**Task directions:** Write down each entry again, exactly as it reads.

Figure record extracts

########################################

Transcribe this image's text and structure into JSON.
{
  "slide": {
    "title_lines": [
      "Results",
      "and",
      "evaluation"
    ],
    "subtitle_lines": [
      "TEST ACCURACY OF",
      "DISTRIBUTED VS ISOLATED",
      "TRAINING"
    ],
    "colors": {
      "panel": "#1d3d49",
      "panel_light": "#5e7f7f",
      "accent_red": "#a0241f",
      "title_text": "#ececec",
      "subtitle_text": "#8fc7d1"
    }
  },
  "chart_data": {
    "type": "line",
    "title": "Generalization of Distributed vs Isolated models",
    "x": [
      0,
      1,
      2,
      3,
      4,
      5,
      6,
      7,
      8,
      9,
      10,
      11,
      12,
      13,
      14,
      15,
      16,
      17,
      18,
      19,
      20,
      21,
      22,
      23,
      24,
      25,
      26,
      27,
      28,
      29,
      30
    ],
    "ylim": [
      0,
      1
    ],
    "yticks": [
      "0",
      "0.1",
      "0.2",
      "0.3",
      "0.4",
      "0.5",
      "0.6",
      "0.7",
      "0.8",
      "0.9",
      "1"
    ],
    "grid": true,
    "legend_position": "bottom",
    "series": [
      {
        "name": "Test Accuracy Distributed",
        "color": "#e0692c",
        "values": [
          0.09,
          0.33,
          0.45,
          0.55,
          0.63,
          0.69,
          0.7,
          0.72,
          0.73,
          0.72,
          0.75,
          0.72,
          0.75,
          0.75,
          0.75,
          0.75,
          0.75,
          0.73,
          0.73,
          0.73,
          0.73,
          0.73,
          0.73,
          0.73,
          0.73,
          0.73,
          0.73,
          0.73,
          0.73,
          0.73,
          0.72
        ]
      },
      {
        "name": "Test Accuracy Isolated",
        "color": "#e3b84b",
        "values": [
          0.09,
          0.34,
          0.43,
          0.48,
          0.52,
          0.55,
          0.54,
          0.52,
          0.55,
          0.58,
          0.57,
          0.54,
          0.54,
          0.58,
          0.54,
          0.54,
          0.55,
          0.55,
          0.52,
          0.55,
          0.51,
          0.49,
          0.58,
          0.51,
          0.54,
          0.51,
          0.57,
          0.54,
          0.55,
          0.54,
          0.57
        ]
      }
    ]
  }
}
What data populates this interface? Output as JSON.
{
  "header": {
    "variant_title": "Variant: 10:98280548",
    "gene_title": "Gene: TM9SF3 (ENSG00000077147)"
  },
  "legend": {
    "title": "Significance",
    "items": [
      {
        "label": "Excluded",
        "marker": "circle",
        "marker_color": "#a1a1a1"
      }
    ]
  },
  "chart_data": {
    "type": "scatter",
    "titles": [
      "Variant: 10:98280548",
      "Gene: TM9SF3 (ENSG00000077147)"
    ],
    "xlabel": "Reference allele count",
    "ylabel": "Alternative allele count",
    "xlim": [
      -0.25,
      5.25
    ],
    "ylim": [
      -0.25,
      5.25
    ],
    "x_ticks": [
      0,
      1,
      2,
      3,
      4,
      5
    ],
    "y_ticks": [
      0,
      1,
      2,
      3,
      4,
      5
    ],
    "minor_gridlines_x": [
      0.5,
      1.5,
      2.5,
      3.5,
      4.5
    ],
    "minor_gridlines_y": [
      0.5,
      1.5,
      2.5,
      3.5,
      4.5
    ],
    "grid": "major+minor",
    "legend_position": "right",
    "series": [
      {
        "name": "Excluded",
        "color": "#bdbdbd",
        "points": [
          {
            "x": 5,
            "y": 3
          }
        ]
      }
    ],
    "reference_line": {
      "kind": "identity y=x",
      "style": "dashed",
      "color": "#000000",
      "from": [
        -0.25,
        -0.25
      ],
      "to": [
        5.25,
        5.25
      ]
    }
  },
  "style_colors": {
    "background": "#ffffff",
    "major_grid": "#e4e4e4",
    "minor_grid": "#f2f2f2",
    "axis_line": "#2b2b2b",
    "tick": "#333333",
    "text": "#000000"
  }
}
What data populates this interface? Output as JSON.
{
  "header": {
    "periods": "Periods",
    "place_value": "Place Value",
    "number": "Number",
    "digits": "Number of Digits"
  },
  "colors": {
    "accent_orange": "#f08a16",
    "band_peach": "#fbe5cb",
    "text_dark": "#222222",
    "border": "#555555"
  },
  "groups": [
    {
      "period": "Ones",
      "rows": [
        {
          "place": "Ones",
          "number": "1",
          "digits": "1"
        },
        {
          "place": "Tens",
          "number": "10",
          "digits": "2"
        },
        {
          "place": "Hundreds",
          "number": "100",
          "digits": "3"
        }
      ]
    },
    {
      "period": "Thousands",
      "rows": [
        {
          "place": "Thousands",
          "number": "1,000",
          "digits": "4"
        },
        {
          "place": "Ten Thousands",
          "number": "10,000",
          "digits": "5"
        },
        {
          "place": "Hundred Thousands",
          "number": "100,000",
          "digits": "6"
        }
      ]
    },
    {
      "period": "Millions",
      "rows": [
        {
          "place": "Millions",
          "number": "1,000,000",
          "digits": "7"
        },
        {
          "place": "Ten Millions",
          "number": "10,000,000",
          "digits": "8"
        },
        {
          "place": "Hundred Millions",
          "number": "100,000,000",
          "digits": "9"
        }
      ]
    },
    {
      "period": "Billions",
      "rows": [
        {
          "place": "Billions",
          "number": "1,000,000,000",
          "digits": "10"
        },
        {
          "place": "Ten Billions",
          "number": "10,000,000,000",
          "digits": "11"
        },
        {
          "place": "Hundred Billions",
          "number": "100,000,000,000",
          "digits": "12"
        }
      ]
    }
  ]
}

########################################

**The solution:**
Transcribe this image's text and structure into JSON.
{
  "slide": {
    "title_lines": [
      "Results",
      "and",
      "evaluation"
    ],
    "subtitle_lines": [
      "TEST ACCURACY OF",
      "DISTRIBUTED VS ISOLATED",
      "TRAINING"
    ],
    "colors": {
      "panel": "#1d3d49",
      "panel_light": "#5e7f7f",
      "accent_red": "#a0241f",
      "title_text": "#ececec",
      "subtitle_text": "#8fc7d1"
    }
  },
  "chart_data": {
    "type": "line",
    "title": "Generalization of Distributed vs Isolated models",
    "x": [
      0,
      1,
      2,
      3,
      4,
      5,
      6,
      7,
      8,
      9,
      10,
      11,
      12,
      13,
      14,
      15,
      16,
      17,
      18,
      19,
      20,
      21,
      22,
      23,
      24,
      25,
      26,
      27,
      28,
      29,
      30
    ],
    "ylim": [
      0,
      1
    ],
    "yticks": [
      "0",
      "0.1",
      "0.2",
      "0.3",
      "0.4",
      "0.5",
      "0.6",
      "0.7",
      "0.8",
      "0.9",
      "1"
    ],
    "grid": true,
    "legend_position": "bottom",
    "series": [
      {
        "name": "Test Accuracy Distributed",
        "color": "#e0692c",
        "values": [
          0.09,
          0.33,
          0.45,
          0.55,
          0.63,
          0.69,
          0.7,
          0.72,
          0.73,
          0.72,
          0.75,
          0.72,
          0.75,
          0.75,
          0.75,
          0.75,
          0.75,
          0.73,
          0.73,
          0.73,
          0.73,
          0.73,
          0.73,
          0.73,
          0.73,
          0.73,
          0.73,
          0.73,
          0.73,
          0.73,
          0.72
        ]
      },
      {
        "name": "Test Accuracy Isolated",
        "color": "#e3b84b",
        "values": [
          0.09,
          0.34,
          0.43,
          0.48,
          0.52,
          0.55,
          0.54,
          0.52,
          0.55,
          0.58,
          0.57,
          0.54,
          0.54,
          0.58,
          0.54,
          0.54,
          0.55,
          0.55,
          0.52,
          0.55,
          0.51,
          0.49,
          0.58,
          0.51,
          0.54,
          0.51,
          0.57,
          0.54,
          0.55,
          0.54,
          0.57
        ]
      }
    ]
  }
}
What data populates this interface? Output as JSON.
{
  "header": {
    "variant_title": "Variant: 10:98280548",
    "gene_title": "Gene: TM9SF3 (ENSG00000077147)"
  },
  "legend": {
    "title": "Significance",
    "items": [
      {
        "label": "Excluded",
        "marker": "circle",
        "marker_color": "#a1a1a1"
      }
    ]
  },
  "chart_data": {
    "type": "scatter",
    "titles": [
      "Variant: 10:98280548",
      "Gene: TM9SF3 (ENSG00000077147)"
    ],
    "xlabel": "Reference allele count",
    "ylabel": "Alternative allele count",
    "xlim": [
      -0.25,
      5.25
    ],
    "ylim": [
      -0.25,
      5.25
    ],
    "x_ticks": [
      0,
      1,
      2,
      3,
      4,
      5
    ],
    "y_ticks": [
      0,
      1,
      2,
      3,
      4,
      5
    ],
    "minor_gridlines_x": [
      0.5,
      1.5,
      2.5,
      3.5,
      4.5
    ],
    "minor_gridlines_y": [
      0.5,
      1.5,
      2.5,
      3.5,
      4.5
    ],
    "grid": "major+minor",
    "legend_position": "right",
    "series": [
      {
        "name": "Excluded",
        "color": "#bdbdbd",
        "points": [
          {
            "x": 5,
            "y": 3
          }
        ]
      }
    ],
    "reference_line": {
      "kind": "identity y=x",
      "style": "dashed",
      "color": "#000000",
      "from": [
        -0.25,
        -0.25
      ],
      "to": [
        5.25,
        5.25
      ]
    }
  },
  "style_colors": {
    "background": "#ffffff",
    "major_grid": "#e4e4e4",
    "minor_grid": "#f2f2f2",
    "axis_line": "#2b2b2b",
    "tick": "#333333",
    "text": "#000000"
  }
}
What data populates this interface? Output as JSON.
{
  "header": {
    "periods": "Periods",
    "place_value": "Place Value",
    "number": "Number",
    "digits": "Number of Digits"
  },
  "colors": {
    "accent_orange": "#f08a16",
    "band_peach": "#fbe5cb",
    "text_dark": "#222222",
    "border": "#555555"
  },
  "groups": [
    {
      "period": "Ones",
      "rows": [
        {
          "place": "Ones",
          "number": "1",
          "digits": "1"
        },
        {
          "place": "Tens",
          "number": "10",
          "digits": "2"
        },
        {
          "place": "Hundreds",
          "number": "100",
          "digits": "3"
        }
      ]
    },
    {
      "period": "Thousands",
      "rows": [
        {
          "place": "Thousands",
          "number": "1,000",
          "digits": "4"
        },
        {
          "place": "Ten Thousands",
          "number": "10,000",
          "digits": "5"
        },
        {
          "place": "Hundred Thousands",
          "number": "100,000",
          "digits": "6"
        }
      ]
    },
    {
      "period": "Millions",
      "rows": [
        {
          "place": "Millions",
          "number": "1,000,000",
          "digits": "7"
        },
        {
          "place": "Ten Millions",
          "number": "10,000,000",
          "digits": "8"
        },
        {
          "place": "Hundred Millions",
          "number": "100,000,000",
          "digits": "9"
        }
      ]
    },
    {
      "period": "Billions",
      "rows": [
        {
          "place": "Billions",
          "number": "1,000,000,000",
          "digits": "10"
        },
        {
          "place": "Ten Billions",
          "number": "10,000,000,000",
          "digits": "11"
        },
        {
          "place": "Hundred Billions",
          "number": "100,000,000,000",
          "digits": "12"
        }
      ]
    }
  ]
}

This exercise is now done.